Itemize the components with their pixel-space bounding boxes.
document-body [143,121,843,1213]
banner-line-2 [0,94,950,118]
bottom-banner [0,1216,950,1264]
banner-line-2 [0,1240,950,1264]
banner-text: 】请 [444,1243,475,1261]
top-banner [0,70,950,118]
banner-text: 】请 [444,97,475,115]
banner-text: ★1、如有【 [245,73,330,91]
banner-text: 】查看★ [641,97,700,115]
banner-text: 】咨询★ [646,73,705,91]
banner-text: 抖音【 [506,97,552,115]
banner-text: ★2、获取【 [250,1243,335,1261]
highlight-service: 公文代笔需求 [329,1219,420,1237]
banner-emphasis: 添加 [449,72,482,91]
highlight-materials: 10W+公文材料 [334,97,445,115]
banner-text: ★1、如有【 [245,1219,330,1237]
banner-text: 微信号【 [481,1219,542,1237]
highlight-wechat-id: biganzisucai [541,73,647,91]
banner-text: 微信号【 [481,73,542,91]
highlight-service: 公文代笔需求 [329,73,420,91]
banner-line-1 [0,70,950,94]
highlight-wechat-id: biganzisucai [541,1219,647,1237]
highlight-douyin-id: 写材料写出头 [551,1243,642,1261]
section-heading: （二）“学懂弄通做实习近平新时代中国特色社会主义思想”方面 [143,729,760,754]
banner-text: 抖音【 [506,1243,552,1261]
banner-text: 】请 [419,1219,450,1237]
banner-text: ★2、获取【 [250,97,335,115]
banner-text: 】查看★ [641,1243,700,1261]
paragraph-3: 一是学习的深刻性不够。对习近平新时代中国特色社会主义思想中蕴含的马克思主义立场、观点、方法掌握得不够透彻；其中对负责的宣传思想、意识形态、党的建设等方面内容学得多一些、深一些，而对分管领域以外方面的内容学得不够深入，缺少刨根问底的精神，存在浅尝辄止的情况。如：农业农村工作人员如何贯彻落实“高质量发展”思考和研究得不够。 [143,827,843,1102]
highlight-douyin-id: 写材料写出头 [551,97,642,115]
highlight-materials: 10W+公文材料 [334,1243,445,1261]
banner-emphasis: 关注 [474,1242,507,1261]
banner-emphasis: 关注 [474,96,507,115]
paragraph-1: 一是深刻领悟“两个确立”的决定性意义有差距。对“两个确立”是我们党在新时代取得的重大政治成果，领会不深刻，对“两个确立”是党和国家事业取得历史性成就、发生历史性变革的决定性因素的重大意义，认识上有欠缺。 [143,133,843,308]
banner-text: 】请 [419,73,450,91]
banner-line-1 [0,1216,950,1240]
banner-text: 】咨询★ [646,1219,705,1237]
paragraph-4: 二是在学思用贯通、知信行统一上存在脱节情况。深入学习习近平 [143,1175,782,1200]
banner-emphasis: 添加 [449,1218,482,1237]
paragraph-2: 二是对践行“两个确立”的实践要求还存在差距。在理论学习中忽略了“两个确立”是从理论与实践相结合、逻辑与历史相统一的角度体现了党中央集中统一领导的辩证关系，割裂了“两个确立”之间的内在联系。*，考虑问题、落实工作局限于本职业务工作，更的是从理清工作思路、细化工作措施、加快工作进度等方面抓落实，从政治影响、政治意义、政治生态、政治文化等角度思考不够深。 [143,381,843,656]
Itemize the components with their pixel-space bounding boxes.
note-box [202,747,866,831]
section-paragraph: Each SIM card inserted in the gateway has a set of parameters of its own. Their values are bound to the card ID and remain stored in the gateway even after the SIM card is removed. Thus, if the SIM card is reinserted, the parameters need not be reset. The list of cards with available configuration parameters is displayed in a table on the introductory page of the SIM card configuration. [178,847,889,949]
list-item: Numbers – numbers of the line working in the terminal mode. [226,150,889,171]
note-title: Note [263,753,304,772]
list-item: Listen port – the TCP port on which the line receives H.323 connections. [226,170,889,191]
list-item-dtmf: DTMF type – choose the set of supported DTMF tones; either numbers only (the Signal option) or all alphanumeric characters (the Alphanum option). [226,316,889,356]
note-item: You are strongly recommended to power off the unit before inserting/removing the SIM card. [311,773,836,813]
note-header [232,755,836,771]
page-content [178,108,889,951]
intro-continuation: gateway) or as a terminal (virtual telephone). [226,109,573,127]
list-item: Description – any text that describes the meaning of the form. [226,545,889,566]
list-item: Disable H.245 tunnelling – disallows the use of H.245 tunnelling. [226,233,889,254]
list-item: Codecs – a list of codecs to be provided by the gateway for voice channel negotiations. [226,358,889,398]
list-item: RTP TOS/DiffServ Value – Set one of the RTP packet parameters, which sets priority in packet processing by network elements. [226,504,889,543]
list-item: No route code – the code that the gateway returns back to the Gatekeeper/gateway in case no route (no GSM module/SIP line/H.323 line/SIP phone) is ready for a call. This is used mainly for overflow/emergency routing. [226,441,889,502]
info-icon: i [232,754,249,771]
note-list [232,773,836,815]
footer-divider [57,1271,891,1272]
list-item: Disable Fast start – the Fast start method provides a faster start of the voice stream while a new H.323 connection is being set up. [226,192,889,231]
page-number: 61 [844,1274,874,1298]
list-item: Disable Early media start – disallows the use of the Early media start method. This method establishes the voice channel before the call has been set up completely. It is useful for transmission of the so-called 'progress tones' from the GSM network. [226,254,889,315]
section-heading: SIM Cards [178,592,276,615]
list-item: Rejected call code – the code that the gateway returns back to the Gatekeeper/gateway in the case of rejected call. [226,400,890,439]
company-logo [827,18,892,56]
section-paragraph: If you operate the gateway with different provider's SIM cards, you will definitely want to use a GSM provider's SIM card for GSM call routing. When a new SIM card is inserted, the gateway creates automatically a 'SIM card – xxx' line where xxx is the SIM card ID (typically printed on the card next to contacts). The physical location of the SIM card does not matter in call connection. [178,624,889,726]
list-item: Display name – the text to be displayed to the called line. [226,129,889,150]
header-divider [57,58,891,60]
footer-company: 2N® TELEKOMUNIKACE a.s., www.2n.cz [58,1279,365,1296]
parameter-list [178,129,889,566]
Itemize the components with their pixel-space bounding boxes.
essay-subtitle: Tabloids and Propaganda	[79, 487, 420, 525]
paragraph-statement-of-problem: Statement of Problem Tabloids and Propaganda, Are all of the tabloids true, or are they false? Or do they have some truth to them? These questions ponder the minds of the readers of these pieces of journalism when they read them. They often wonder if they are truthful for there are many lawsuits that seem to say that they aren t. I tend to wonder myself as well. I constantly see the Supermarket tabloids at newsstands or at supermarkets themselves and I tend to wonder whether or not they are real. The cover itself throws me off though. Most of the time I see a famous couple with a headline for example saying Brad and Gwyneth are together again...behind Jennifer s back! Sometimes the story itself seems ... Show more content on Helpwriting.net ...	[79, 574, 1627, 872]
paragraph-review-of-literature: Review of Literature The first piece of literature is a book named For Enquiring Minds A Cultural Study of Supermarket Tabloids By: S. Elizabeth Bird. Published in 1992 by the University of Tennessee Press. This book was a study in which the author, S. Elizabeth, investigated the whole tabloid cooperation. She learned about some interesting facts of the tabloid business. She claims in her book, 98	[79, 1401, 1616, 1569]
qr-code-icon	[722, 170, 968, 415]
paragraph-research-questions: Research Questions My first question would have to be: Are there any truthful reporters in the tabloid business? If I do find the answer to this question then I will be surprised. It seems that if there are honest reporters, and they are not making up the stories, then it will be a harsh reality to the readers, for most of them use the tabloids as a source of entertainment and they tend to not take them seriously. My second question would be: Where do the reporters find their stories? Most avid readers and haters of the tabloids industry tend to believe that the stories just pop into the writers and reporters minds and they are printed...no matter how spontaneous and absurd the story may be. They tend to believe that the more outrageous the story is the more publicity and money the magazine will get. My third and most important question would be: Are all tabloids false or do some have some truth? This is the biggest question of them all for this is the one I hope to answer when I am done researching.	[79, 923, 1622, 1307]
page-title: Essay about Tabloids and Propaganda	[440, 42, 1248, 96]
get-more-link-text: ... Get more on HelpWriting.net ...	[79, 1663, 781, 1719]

───

#### STATED PROBLEM:
Return verbatim the lines from the start of the records through the line containing "highlight-wechat-id: biganzisucai [541,1219,647,1237]", both ends included.

#### RESPONSE TO THIS EXERCISE:
Itemize the components with their pixel-space bounding boxes.
document-body [143,121,843,1213]
banner-line-2 [0,94,950,118]
bottom-banner [0,1216,950,1264]
banner-line-2 [0,1240,950,1264]
banner-text: 】请 [444,1243,475,1261]
top-banner [0,70,950,118]
banner-text: 】请 [444,97,475,115]
banner-text: ★1、如有【 [245,73,330,91]
banner-text: 】查看★ [641,97,700,115]
banner-text: 】咨询★ [646,73,705,91]
banner-text: 抖音【 [506,97,552,115]
banner-text: ★2、获取【 [250,1243,335,1261]
highlight-service: 公文代笔需求 [329,1219,420,1237]
banner-emphasis: 添加 [449,72,482,91]
highlight-materials: 10W+公文材料 [334,97,445,115]
banner-text: ★1、如有【 [245,1219,330,1237]
banner-text: 微信号【 [481,1219,542,1237]
highlight-wechat-id: biganzisucai [541,73,647,91]
banner-text: 微信号【 [481,73,542,91]
highlight-service: 公文代笔需求 [329,73,420,91]
banner-line-1 [0,70,950,94]
highlight-wechat-id: biganzisucai [541,1219,647,1237]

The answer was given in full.